#### SET TASK:
All of the data needs to be repeated exactly.
......
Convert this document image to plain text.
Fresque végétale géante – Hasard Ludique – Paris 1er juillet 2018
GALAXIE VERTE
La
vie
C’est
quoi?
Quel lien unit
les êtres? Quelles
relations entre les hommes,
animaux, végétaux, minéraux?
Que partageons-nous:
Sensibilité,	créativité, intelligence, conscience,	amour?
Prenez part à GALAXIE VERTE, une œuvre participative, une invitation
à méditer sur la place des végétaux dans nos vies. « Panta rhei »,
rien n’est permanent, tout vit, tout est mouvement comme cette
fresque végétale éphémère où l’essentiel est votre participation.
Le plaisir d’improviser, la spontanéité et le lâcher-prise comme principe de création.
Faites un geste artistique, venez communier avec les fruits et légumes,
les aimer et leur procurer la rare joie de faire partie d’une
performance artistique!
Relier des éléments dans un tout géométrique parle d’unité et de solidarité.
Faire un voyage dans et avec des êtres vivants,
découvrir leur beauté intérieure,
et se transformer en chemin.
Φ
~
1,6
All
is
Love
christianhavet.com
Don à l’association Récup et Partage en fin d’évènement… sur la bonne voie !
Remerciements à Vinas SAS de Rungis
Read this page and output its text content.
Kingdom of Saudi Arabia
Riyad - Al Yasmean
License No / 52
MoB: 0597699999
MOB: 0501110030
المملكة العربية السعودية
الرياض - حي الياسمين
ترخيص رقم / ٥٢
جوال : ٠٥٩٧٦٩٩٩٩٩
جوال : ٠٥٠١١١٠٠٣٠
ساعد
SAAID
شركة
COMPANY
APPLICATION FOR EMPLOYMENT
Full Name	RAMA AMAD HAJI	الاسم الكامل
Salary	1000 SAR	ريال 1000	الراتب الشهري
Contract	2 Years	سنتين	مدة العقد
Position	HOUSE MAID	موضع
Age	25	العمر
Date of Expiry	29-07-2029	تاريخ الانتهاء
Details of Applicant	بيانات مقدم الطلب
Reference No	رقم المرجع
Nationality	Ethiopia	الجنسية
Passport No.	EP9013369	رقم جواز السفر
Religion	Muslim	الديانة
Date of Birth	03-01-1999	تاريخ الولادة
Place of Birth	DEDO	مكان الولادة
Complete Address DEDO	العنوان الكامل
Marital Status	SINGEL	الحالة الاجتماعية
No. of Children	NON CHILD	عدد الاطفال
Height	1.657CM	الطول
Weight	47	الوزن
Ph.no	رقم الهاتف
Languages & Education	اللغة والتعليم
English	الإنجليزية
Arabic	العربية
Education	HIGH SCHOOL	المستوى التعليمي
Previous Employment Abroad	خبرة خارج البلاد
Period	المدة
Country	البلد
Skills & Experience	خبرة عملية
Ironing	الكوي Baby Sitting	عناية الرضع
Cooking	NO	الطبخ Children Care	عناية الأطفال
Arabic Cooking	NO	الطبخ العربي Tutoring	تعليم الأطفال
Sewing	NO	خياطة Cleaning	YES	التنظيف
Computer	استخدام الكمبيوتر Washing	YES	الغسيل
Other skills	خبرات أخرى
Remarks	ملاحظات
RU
......
#### ANSWER TO THE EXERCISE:
Convert this document image to plain text.
Fresque végétale géante – Hasard Ludique – Paris 1er juillet 2018
GALAXIE VERTE
La
vie
C’est
quoi?
Quel lien unit
les êtres? Quelles
relations entre les hommes,
animaux, végétaux, minéraux?
Que partageons-nous:
Sensibilité,	créativité, intelligence, conscience,	amour?
Prenez part à GALAXIE VERTE, une œuvre participative, une invitation
à méditer sur la place des végétaux dans nos vies. « Panta rhei »,
rien n’est permanent, tout vit, tout est mouvement comme cette
fresque végétale éphémère où l’essentiel est votre participation.
Le plaisir d’improviser, la spontanéité et le lâcher-prise comme principe de création.
Faites un geste artistique, venez communier avec les fruits et légumes,
les aimer et leur procurer la rare joie de faire partie d’une
performance artistique!
Relier des éléments dans un tout géométrique parle d’unité et de solidarité.
Faire un voyage dans et avec des êtres vivants,
découvrir leur beauté intérieure,
et se transformer en chemin.
Φ
~
1,6
All
is
Love
christianhavet.com
Don à l’association Récup et Partage en fin d’évènement… sur la bonne voie !
Remerciements à Vinas SAS de Rungis
Read this page and output its text content.
Kingdom of Saudi Arabia
Riyad - Al Yasmean
License No / 52
MoB: 0597699999
MOB: 0501110030
المملكة العربية السعودية
الرياض - حي الياسمين
ترخيص رقم / ٥٢
جوال : ٠٥٩٧٦٩٩٩٩٩
جوال : ٠٥٠١١١٠٠٣٠
ساعد
SAAID
شركة
COMPANY
APPLICATION FOR EMPLOYMENT
Full Name	RAMA AMAD HAJI	الاسم الكامل
Salary	1000 SAR	ريال 1000	الراتب الشهري
Contract	2 Years	سنتين	مدة العقد
Position	HOUSE MAID	موضع
Age	25	العمر
Date of Expiry	29-07-2029	تاريخ الانتهاء
Details of Applicant	بيانات مقدم الطلب
Reference No	رقم المرجع
Nationality	Ethiopia	الجنسية
Passport No.	EP9013369	رقم جواز السفر
Religion	Muslim	الديانة
Date of Birth	03-01-1999	تاريخ الولادة
Place of Birth	DEDO	مكان الولادة
Complete Address DEDO	العنوان الكامل
Marital Status	SINGEL	الحالة الاجتماعية
No. of Children	NON CHILD	عدد الاطفال
Height	1.657CM	الطول
Weight	47	الوزن
Ph.no	رقم الهاتف
Languages & Education	اللغة والتعليم
English	الإنجليزية
Arabic	العربية
Education	HIGH SCHOOL	المستوى التعليمي
Previous Employment Abroad	خبرة خارج البلاد
Period	المدة
Country	البلد
Skills & Experience	خبرة عملية
Ironing	الكوي Baby Sitting	عناية الرضع
Cooking	NO	الطبخ Children Care	عناية الأطفال
Arabic Cooking	NO	الطبخ العربي Tutoring	تعليم الأطفال
Sewing	NO	خياطة Cleaning	YES	التنظيف
Computer	استخدام الكمبيوتر Washing	YES	الغسيل
Other skills	خبرات أخرى
Remarks	ملاحظات
RU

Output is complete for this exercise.